------ PASSAGE ------
This doesn’t surprise me, as I still believe that out of every case I buy, I’ll get at least one corked bottle. Been that way for years, with very few exceptions.
You guys know that Roberto likes funky wines. He accepts a little TCA! It’s like mushrooms to him!
I opened a bottle tonight. A producer from Lodi. Makes over the top wines, adds MegaPurple, etc. Totally NOT a wine for the anti-flavor-wine-elite. But you’d think that a technically perfect wine would be free of defects.
Nope. Very slight corky nose. Palate is so huge that you almost miss it but I didn’t, neither did my wife.
Happens in CA, WA and Europe. Until people get over the idea that cork is such a great closure, you’re going to get corked wines.
Yikes! That’s far worse than my experience, and I drink mostly European wines and host several tasting groups. In our tasting groups, the incidence of TCA dropped dramatically over the 2000s.
Did you see any regional patterns (e.g., worse luck with Spanish or French or Italian)? Were these expensive/cheap? Can you name some names?
Im betting that the higher the quality the cork, the less likely the wine will be corked.
Joe - part of the quality check for everyone these days is some kind of TCA check. But if you’re getting TCA from corks, you’re less likely to get it if you use a plastic cork, which is the cheapest way to go.
You can still get it from other sources of course. One problem is that you can’t test every cork. Best you can do is test batches of them and get probabilities.
The way cork is graded has more to do with freedom from defects, holes, etc., e.g. kind of like lumber. They don’t really grade regarding presence or absence of TCA although that would be nice!
------ PROVIDED DATA ------
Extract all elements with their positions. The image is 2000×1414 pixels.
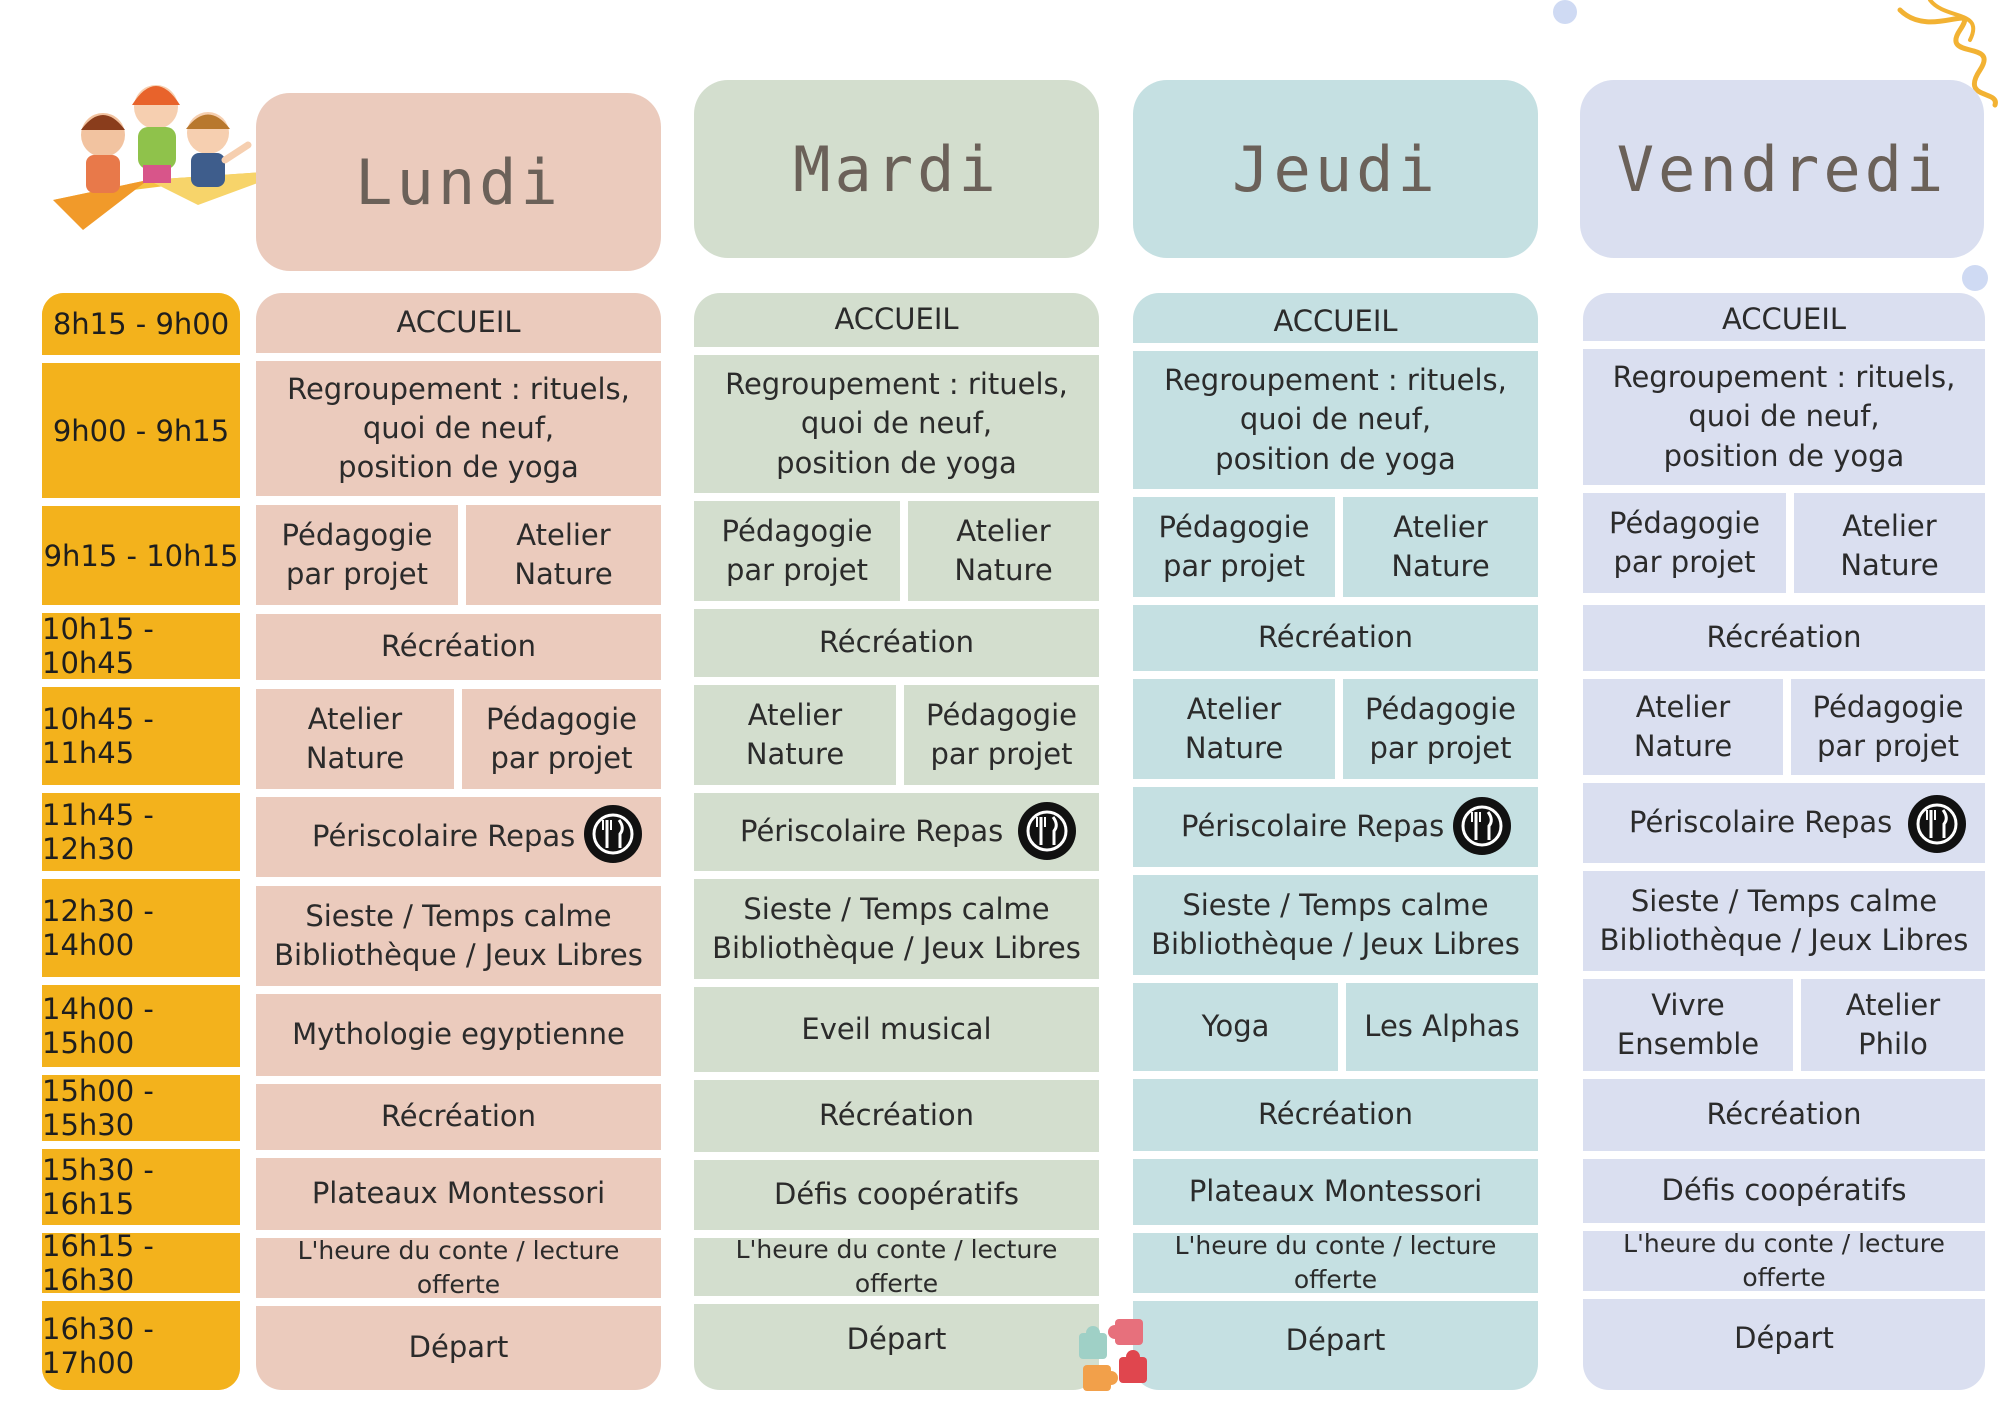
------
* _WHAT YOU NEED TO DO_:
a – Quote the corked-wine discussion word for word, starting with "Im betting that" and going on through "and get probabilities.".
b – Answer these questions about the corked-wine discussion:
(i) Where is the producer of the bottle opened "tonight" from?
(ii) What happened to the incidence of TCA in the tasting groups over the 2000s?
(iii) What does cork grading mostly depend on?
c – Write the next part of the corked-wine discussion, picking up after its last sentence.
The material comes from a different source than the corked-wine discussion.

* _ANSWERS TO THE PROBLEMS_:
a –
Im betting that the higher the quality the cork, the less likely the wine will be corked.
Joe - part of the quality check for everyone these days is some kind of TCA check. But if you’re getting TCA from corks, you’re less likely to get it if you use a plastic cork, which is the cheapest way to go.
You can still get it from other sources of course. One problem is that you can’t test every cork. Best you can do is test batches of them and get probabilities.

b –
(i) Lodi.
(ii) It dropped dramatically.
(iii) Freedom from defects, holes and similar flaws.

c –
Having just bottled 3 cases last night, this makes me realize that I have never had a corked bottle of my homemade wine but am running about 2% of all purchased wine which does not account for whatever portion of that is screwcaped. Maybe its just the small sample size of homemade since its probabaly less than 200 consumed so far. Will see if that changes as production ramps up. I can’t think of any reason why it shoudl be less than commercial wine corked rates.
Yes, my recent foray into Italian wines has stalled after realizing the rate of corked wines, 1-2 per case.
With CA wines it’s been more like 1 in every 5 cases.
Italy is the king when it comes to corked wines. I don’t know why that is, but it’s been unmistakeably true for me in my years of experience (not to say someone else’s might not be different).
Speaking of corked wines, our California-France blind chardonnay tasting on Saturday revealed two badly corked wines out of the fourteen bottles opened – a 2012 Poe Ferrington and some 2002 1er Cru Red Burgundy whose name I didn’t write down. The latter may have been the most corked wine of all time. The moment the cork came out of the bottle, the blast of TCA smell smacked me over the head; I’ve never had an experience like that before. On the plus side, we never had to pour a drop of it out of the bottle.
But we did get something out of that corked burg, we passed the bottle around the table as a perfect example of “wet newspaper” flaw, something my wife and Jill hadn’t experienced before.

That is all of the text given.